** Start Supplied information **

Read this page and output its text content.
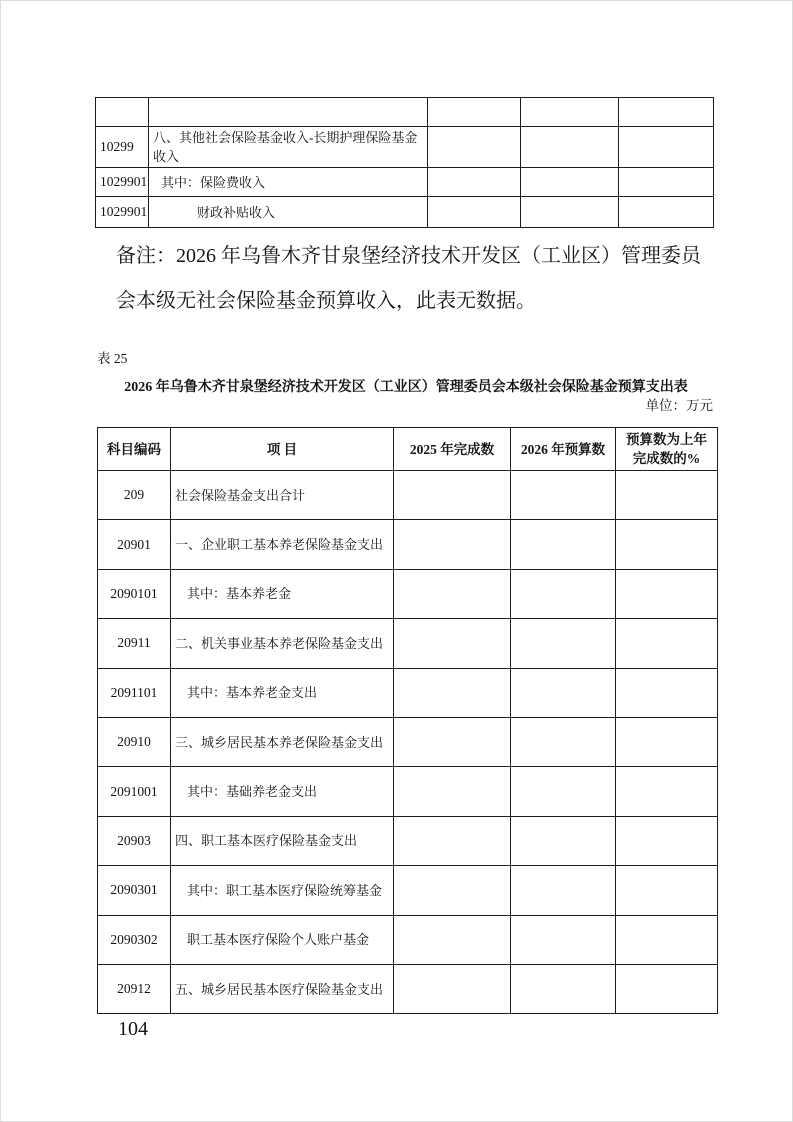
10299	八、其他社会保险基金收入-长期护理保险基金收入			
1029901	其中：保险费收入			
1029901	财政补贴收入			
备注：2026 年乌鲁木齐甘泉堡经济技术开发区（工业区）管理委员
会本级无社会保险基金预算收入，此表无数据。
表 25
2026 年乌鲁木齐甘泉堡经济技术开发区（工业区）管理委员会本级社会保险基金预算支出表
单位：万元
科目编码	项 目	2025 年完成数	2026 年预算数	预算数为上年完成数的%
209	社会保险基金支出合计			
20901	一、企业职工基本养老保险基金支出			
2090101	其中：基本养老金			
20911	二、机关事业基本养老保险基金支出			
2091101	其中：基本养老金支出			
20910	三、城乡居民基本养老保险基金支出			
2091001	其中：基础养老金支出			
20903	四、职工基本医疗保险基金支出			
2090301	其中：职工基本医疗保险统筹基金			
2090302	职工基本医疗保险个人账户基金			
20912	五、城乡居民基本医疗保险基金支出			
104
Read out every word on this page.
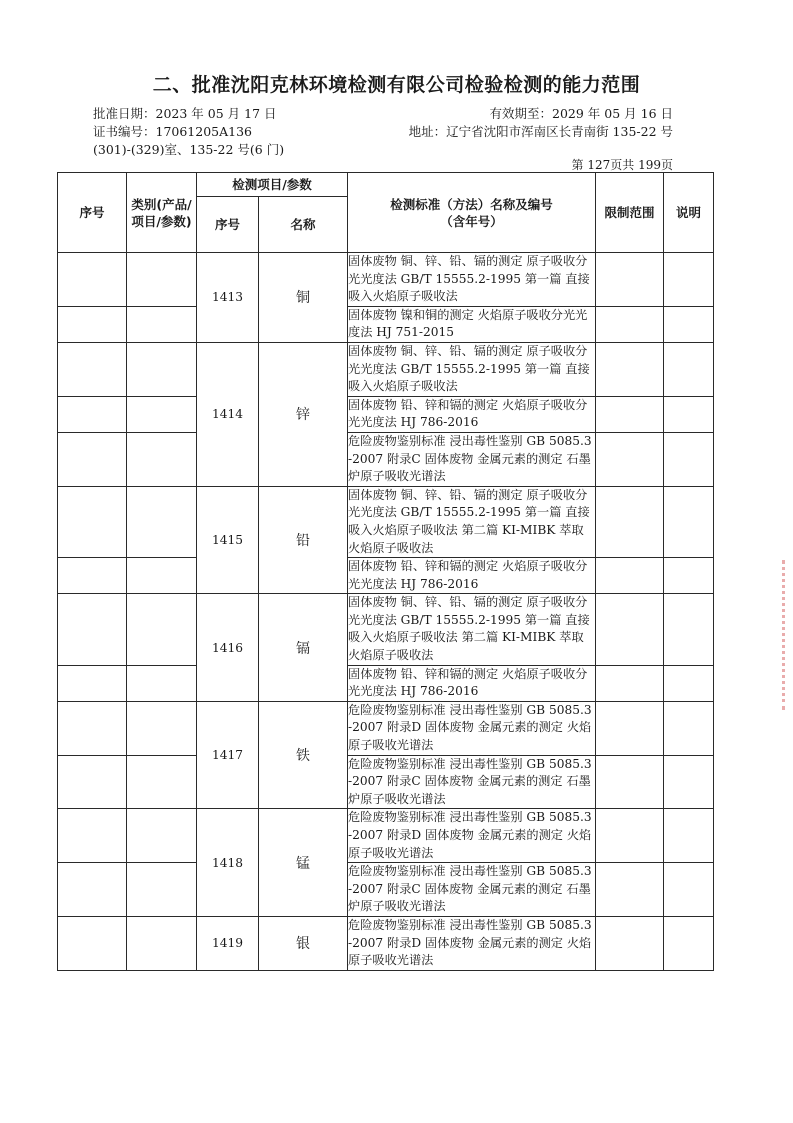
二、批准沈阳克林环境检测有限公司检验检测的能力范围
批准日期：2023 年 05 月 17 日	有效期至：2029 年 05 月 16 日
证书编号：17061205A136	地址：辽宁省沈阳市浑南区长青南街 135-22 号
(301)-(329)室、135-22 号(6 门)
第 127页共 199页
序号	类别(产品/项目/参数)	检测项目/参数		检测标准（方法）名称及编号（含年号）	限制范围	说明
		序号	名称			
		1413	铜	固体废物 铜、锌、铅、镉的测定 原子吸收分光光度法 GB/T 15555.2-1995 第一篇 直接吸入火焰原子吸收法		
				固体废物 镍和铜的测定 火焰原子吸收分光光度法 HJ 751-2015		
		1414	锌	固体废物 铜、锌、铅、镉的测定 原子吸收分光光度法 GB/T 15555.2-1995 第一篇 直接吸入火焰原子吸收法		
				固体废物 铅、锌和镉的测定 火焰原子吸收分光光度法 HJ 786-2016		
				危险废物鉴别标准 浸出毒性鉴别 GB 5085.3 -2007 附录C 固体废物 金属元素的测定 石墨炉原子吸收光谱法		
		1415	铅	固体废物 铜、锌、铅、镉的测定 原子吸收分光光度法 GB/T 15555.2-1995 第一篇 直接吸入火焰原子吸收法 第二篇 KI-MIBK 萃取火焰原子吸收法		
				固体废物 铅、锌和镉的测定 火焰原子吸收分光光度法 HJ 786-2016		
		1416	镉	固体废物 铜、锌、铅、镉的测定 原子吸收分光光度法 GB/T 15555.2-1995 第一篇 直接吸入火焰原子吸收法 第二篇 KI-MIBK 萃取火焰原子吸收法		
				固体废物 铅、锌和镉的测定 火焰原子吸收分光光度法 HJ 786-2016		
		1417	铁	危险废物鉴别标准 浸出毒性鉴别 GB 5085.3 -2007 附录D 固体废物 金属元素的测定 火焰原子吸收光谱法		
				危险废物鉴别标准 浸出毒性鉴别 GB 5085.3 -2007 附录C 固体废物 金属元素的测定 石墨炉原子吸收光谱法		
		1418	锰	危险废物鉴别标准 浸出毒性鉴别 GB 5085.3 -2007 附录D 固体废物 金属元素的测定 火焰原子吸收光谱法		
				危险废物鉴别标准 浸出毒性鉴别 GB 5085.3 -2007 附录C 固体废物 金属元素的测定 石墨炉原子吸收光谱法		
		1419	银	危险废物鉴别标准 浸出毒性鉴别 GB 5085.3 -2007 附录D 固体废物 金属元素的测定 火焰原子吸收光谱法		
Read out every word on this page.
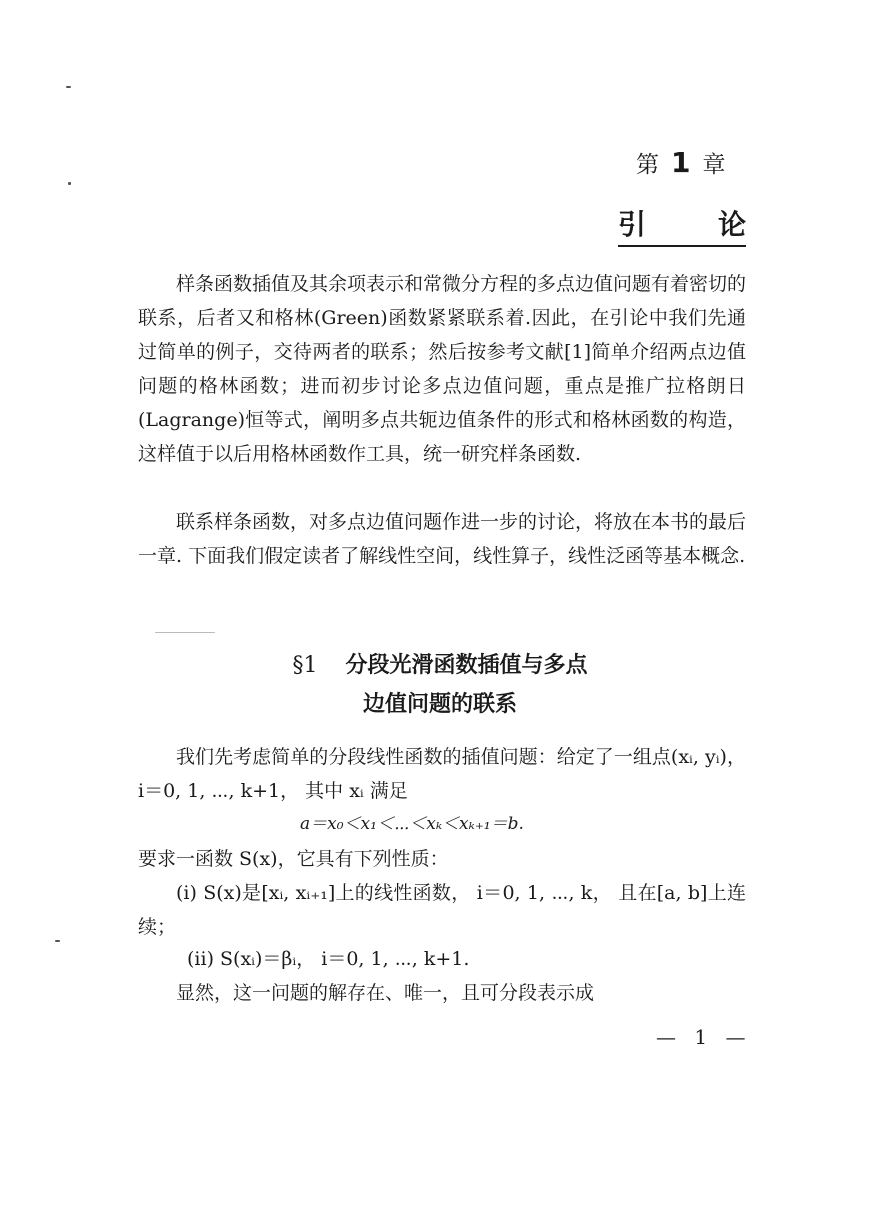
第 1 章
引	论

样条函数插值及其余项表示和常微分方程的多点边值问题有着密切的联系，后者又和格林(Green)函数紧紧联系着.因此，在引论中我们先通过简单的例子，交待两者的联系；然后按参考文献[1]简单介绍两点边值问题的格林函数；进而初步讨论多点边值问题，重点是推广拉格朗日(Lagrange)恒等式，阐明多点共轭边值条件的形式和格林函数的构造，这样值于以后用格林函数作工具，统一研究样条函数.

联系样条函数，对多点边值问题作进一步的讨论，将放在本书的最后一章. 下面我们假定读者了解线性空间，线性算子，线性泛函等基本概念.

§1 分段光滑函数插值与多点
边值问题的联系

我们先考虑简单的分段线性函数的插值问题：给定了一组点(xᵢ, yᵢ)， i＝0, 1, ⋯, k+1， 其中 xᵢ 满足

a＝x₀＜x₁＜⋯＜xₖ＜xₖ₊₁＝b.

要求一函数 S(x)，它具有下列性质：

(i) S(x)是[xᵢ, xᵢ₊₁]上的线性函数， i＝0, 1, ⋯, k， 且在[a, b]上连续；

(ii) S(xᵢ)＝βᵢ， i＝0, 1, ⋯, k+1.

显然，这一问题的解存在、唯一，且可分段表示成

— 1 —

** End Supplied information **

What the exercise asks:
Find every line in the records above that holds the word "年乌鲁木齐甘泉堡经济技术开发区", and copy each one.

Response to this exercise:
备注：2026 年乌鲁木齐甘泉堡经济技术开发区（工业区）管理委员
2026 年乌鲁木齐甘泉堡经济技术开发区（工业区）管理委员会本级社会保险基金预算支出表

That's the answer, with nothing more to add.